(Stored data entries)
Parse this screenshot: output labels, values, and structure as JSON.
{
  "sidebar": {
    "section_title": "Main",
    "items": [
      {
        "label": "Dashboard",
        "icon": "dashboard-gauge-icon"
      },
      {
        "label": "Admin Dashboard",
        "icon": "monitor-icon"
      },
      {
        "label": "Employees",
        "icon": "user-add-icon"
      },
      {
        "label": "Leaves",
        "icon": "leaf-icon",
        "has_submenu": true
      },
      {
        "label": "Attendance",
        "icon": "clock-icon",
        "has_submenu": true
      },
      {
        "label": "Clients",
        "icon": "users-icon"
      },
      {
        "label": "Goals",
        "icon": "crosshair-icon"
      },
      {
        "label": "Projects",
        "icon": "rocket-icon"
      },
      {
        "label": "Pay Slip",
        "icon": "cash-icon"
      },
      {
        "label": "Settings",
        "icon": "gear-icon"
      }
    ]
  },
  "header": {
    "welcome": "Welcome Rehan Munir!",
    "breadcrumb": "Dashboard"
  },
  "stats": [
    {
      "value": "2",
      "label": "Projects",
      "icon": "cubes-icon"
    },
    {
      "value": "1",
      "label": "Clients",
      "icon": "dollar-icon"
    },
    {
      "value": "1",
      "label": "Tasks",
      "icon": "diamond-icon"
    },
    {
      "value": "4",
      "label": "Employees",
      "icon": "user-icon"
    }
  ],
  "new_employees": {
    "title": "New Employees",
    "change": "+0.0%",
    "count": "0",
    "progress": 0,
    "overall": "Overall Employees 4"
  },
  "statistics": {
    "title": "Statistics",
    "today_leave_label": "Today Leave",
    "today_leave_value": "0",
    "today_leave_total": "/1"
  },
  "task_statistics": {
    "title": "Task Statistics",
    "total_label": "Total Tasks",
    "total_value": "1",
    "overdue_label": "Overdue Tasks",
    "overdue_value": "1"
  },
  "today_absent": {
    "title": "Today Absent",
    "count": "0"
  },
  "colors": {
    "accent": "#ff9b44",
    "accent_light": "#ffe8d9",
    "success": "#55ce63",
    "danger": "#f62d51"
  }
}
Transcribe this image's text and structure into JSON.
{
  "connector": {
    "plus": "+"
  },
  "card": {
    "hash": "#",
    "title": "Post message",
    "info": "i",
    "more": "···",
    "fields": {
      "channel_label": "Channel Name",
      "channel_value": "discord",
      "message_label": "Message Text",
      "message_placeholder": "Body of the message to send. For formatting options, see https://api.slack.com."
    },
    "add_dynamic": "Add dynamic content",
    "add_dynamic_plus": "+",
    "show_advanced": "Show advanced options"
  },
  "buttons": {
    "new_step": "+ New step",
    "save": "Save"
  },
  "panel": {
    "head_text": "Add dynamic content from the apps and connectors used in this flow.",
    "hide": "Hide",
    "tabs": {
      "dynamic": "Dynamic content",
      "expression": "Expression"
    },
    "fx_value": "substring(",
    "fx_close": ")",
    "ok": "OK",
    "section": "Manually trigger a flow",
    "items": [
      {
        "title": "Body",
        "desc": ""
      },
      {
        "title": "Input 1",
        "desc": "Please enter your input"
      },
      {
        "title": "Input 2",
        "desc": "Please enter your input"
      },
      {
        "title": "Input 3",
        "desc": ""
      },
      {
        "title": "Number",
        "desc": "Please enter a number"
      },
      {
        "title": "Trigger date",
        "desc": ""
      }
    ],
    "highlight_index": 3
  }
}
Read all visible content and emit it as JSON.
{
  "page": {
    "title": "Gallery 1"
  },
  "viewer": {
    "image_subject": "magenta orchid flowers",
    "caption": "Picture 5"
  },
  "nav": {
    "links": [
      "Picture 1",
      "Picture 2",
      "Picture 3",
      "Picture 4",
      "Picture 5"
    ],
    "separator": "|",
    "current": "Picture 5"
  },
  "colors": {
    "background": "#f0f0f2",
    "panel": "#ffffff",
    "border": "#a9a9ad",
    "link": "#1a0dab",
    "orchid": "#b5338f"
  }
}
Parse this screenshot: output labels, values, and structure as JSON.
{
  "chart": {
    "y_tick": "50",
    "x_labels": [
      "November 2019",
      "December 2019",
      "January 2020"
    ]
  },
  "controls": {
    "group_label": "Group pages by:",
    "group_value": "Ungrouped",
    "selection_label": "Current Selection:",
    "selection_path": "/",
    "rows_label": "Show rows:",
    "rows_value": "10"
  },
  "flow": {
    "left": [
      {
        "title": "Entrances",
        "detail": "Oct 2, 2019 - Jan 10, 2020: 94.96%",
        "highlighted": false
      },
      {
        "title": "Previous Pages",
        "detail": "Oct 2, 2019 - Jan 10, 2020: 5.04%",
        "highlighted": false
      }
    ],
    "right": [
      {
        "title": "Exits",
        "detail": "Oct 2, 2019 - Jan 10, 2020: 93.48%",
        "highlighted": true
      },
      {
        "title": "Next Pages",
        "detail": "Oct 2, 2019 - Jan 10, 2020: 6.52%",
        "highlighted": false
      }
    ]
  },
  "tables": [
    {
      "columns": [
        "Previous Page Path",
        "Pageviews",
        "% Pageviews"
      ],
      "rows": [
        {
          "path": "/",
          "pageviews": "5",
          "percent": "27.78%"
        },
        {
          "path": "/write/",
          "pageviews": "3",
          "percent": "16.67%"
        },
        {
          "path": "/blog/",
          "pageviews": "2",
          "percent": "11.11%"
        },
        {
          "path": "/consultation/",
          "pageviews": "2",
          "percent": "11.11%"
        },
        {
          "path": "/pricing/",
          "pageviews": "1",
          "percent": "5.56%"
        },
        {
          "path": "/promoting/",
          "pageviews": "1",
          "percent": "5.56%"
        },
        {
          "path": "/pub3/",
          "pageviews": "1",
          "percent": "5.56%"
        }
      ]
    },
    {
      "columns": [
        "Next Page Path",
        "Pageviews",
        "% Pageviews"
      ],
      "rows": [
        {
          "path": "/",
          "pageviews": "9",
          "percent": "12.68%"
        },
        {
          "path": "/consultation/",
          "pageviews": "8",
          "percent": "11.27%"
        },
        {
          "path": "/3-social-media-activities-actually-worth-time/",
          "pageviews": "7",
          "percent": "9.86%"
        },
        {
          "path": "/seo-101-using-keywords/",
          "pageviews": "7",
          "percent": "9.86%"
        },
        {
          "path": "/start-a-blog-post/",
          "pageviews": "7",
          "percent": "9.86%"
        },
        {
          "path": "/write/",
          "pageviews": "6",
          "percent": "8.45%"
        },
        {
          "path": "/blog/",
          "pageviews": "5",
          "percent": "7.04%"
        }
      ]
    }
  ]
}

Exercise => Repeat the listing above without any change.

Exercise output =>
Parse this screenshot: output labels, values, and structure as JSON.
{
  "sidebar": {
    "section_title": "Main",
    "items": [
      {
        "label": "Dashboard",
        "icon": "dashboard-gauge-icon"
      },
      {
        "label": "Admin Dashboard",
        "icon": "monitor-icon"
      },
      {
        "label": "Employees",
        "icon": "user-add-icon"
      },
      {
        "label": "Leaves",
        "icon": "leaf-icon",
        "has_submenu": true
      },
      {
        "label": "Attendance",
        "icon": "clock-icon",
        "has_submenu": true
      },
      {
        "label": "Clients",
        "icon": "users-icon"
      },
      {
        "label": "Goals",
        "icon": "crosshair-icon"
      },
      {
        "label": "Projects",
        "icon": "rocket-icon"
      },
      {
        "label": "Pay Slip",
        "icon": "cash-icon"
      },
      {
        "label": "Settings",
        "icon": "gear-icon"
      }
    ]
  },
  "header": {
    "welcome": "Welcome Rehan Munir!",
    "breadcrumb": "Dashboard"
  },
  "stats": [
    {
      "value": "2",
      "label": "Projects",
      "icon": "cubes-icon"
    },
    {
      "value": "1",
      "label": "Clients",
      "icon": "dollar-icon"
    },
    {
      "value": "1",
      "label": "Tasks",
      "icon": "diamond-icon"
    },
    {
      "value": "4",
      "label": "Employees",
      "icon": "user-icon"
    }
  ],
  "new_employees": {
    "title": "New Employees",
    "change": "+0.0%",
    "count": "0",
    "progress": 0,
    "overall": "Overall Employees 4"
  },
  "statistics": {
    "title": "Statistics",
    "today_leave_label": "Today Leave",
    "today_leave_value": "0",
    "today_leave_total": "/1"
  },
  "task_statistics": {
    "title": "Task Statistics",
    "total_label": "Total Tasks",
    "total_value": "1",
    "overdue_label": "Overdue Tasks",
    "overdue_value": "1"
  },
  "today_absent": {
    "title": "Today Absent",
    "count": "0"
  },
  "colors": {
    "accent": "#ff9b44",
    "accent_light": "#ffe8d9",
    "success": "#55ce63",
    "danger": "#f62d51"
  }
}
Transcribe this image's text and structure into JSON.
{
  "connector": {
    "plus": "+"
  },
  "card": {
    "hash": "#",
    "title": "Post message",
    "info": "i",
    "more": "···",
    "fields": {
      "channel_label": "Channel Name",
      "channel_value": "discord",
      "message_label": "Message Text",
      "message_placeholder": "Body of the message to send. For formatting options, see https://api.slack.com."
    },
    "add_dynamic": "Add dynamic content",
    "add_dynamic_plus": "+",
    "show_advanced": "Show advanced options"
  },
  "buttons": {
    "new_step": "+ New step",
    "save": "Save"
  },
  "panel": {
    "head_text": "Add dynamic content from the apps and connectors used in this flow.",
    "hide": "Hide",
    "tabs": {
      "dynamic": "Dynamic content",
      "expression": "Expression"
    },
    "fx_value": "substring(",
    "fx_close": ")",
    "ok": "OK",
    "section": "Manually trigger a flow",
    "items": [
      {
        "title": "Body",
        "desc": ""
      },
      {
        "title": "Input 1",
        "desc": "Please enter your input"
      },
      {
        "title": "Input 2",
        "desc": "Please enter your input"
      },
      {
        "title": "Input 3",
        "desc": ""
      },
      {
        "title": "Number",
        "desc": "Please enter a number"
      },
      {
        "title": "Trigger date",
        "desc": ""
      }
    ],
    "highlight_index": 3
  }
}
Read all visible content and emit it as JSON.
{
  "page": {
    "title": "Gallery 1"
  },
  "viewer": {
    "image_subject": "magenta orchid flowers",
    "caption": "Picture 5"
  },
  "nav": {
    "links": [
      "Picture 1",
      "Picture 2",
      "Picture 3",
      "Picture 4",
      "Picture 5"
    ],
    "separator": "|",
    "current": "Picture 5"
  },
  "colors": {
    "background": "#f0f0f2",
    "panel": "#ffffff",
    "border": "#a9a9ad",
    "link": "#1a0dab",
    "orchid": "#b5338f"
  }
}
Parse this screenshot: output labels, values, and structure as JSON.
{
  "chart": {
    "y_tick": "50",
    "x_labels": [
      "November 2019",
      "December 2019",
      "January 2020"
    ]
  },
  "controls": {
    "group_label": "Group pages by:",
    "group_value": "Ungrouped",
    "selection_label": "Current Selection:",
    "selection_path": "/",
    "rows_label": "Show rows:",
    "rows_value": "10"
  },
  "flow": {
    "left": [
      {
        "title": "Entrances",
        "detail": "Oct 2, 2019 - Jan 10, 2020: 94.96%",
        "highlighted": false
      },
      {
        "title": "Previous Pages",
        "detail": "Oct 2, 2019 - Jan 10, 2020: 5.04%",
        "highlighted": false
      }
    ],
    "right": [
      {
        "title": "Exits",
        "detail": "Oct 2, 2019 - Jan 10, 2020: 93.48%",
        "highlighted": true
      },
      {
        "title": "Next Pages",
        "detail": "Oct 2, 2019 - Jan 10, 2020: 6.52%",
        "highlighted": false
      }
    ]
  },
  "tables": [
    {
      "columns": [
        "Previous Page Path",
        "Pageviews",
        "% Pageviews"
      ],
      "rows": [
        {
          "path": "/",
          "pageviews": "5",
          "percent": "27.78%"
        },
        {
          "path": "/write/",
          "pageviews": "3",
          "percent": "16.67%"
        },
        {
          "path": "/blog/",
          "pageviews": "2",
          "percent": "11.11%"
        },
        {
          "path": "/consultation/",
          "pageviews": "2",
          "percent": "11.11%"
        },
        {
          "path": "/pricing/",
          "pageviews": "1",
          "percent": "5.56%"
        },
        {
          "path": "/promoting/",
          "pageviews": "1",
          "percent": "5.56%"
        },
        {
          "path": "/pub3/",
          "pageviews": "1",
          "percent": "5.56%"
        }
      ]
    },
    {
      "columns": [
        "Next Page Path",
        "Pageviews",
        "% Pageviews"
      ],
      "rows": [
        {
          "path": "/",
          "pageviews": "9",
          "percent": "12.68%"
        },
        {
          "path": "/consultation/",
          "pageviews": "8",
          "percent": "11.27%"
        },
        {
          "path": "/3-social-media-activities-actually-worth-time/",
          "pageviews": "7",
          "percent": "9.86%"
        },
        {
          "path": "/seo-101-using-keywords/",
          "pageviews": "7",
          "percent": "9.86%"
        },
        {
          "path": "/start-a-blog-post/",
          "pageviews": "7",
          "percent": "9.86%"
        },
        {
          "path": "/write/",
          "pageviews": "6",
          "percent": "8.45%"
        },
        {
          "path": "/blog/",
          "pageviews": "5",
          "percent": "7.04%"
        }
      ]
    }
  ]
}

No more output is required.